_Aim_. Extract the text of every entry below exactly; leave images out.

____________________

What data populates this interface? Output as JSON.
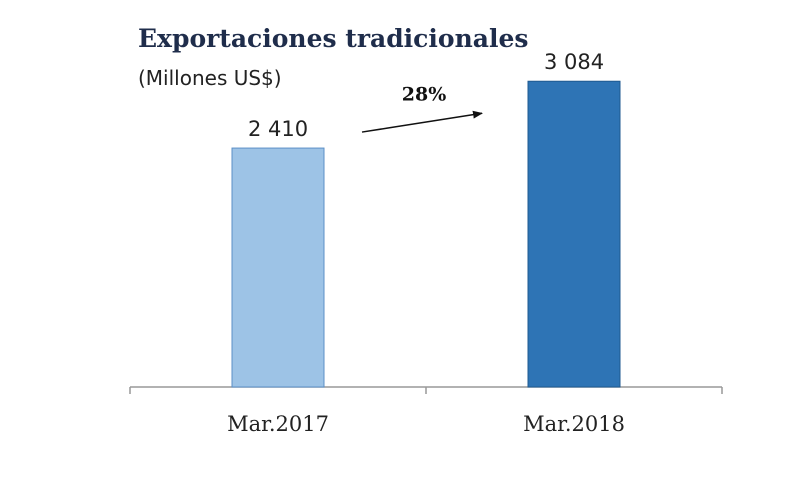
{
  "chart_data": {
    "type": "bar",
    "title": "Exportaciones tradicionales",
    "subtitle": "(Millones US$)",
    "categories": [
      "Mar.2017",
      "Mar.2018"
    ],
    "values": [
      2410,
      3084
    ],
    "value_labels": [
      "2 410",
      "3 084"
    ],
    "ylim": [
      0,
      3500
    ],
    "grid": false,
    "annotation": {
      "text": "28%",
      "from": "Mar.2017",
      "to": "Mar.2018"
    },
    "colors": [
      "#9dc3e6",
      "#2e74b5"
    ]
  }
}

____________________

_Reply_.
What data populates this interface? Output as JSON.
{
  "chart_data": {
    "type": "bar",
    "title": "Exportaciones tradicionales",
    "subtitle": "(Millones US$)",
    "categories": [
      "Mar.2017",
      "Mar.2018"
    ],
    "values": [
      2410,
      3084
    ],
    "value_labels": [
      "2 410",
      "3 084"
    ],
    "ylim": [
      0,
      3500
    ],
    "grid": false,
    "annotation": {
      "text": "28%",
      "from": "Mar.2017",
      "to": "Mar.2018"
    },
    "colors": [
      "#9dc3e6",
      "#2e74b5"
    ]
  }
}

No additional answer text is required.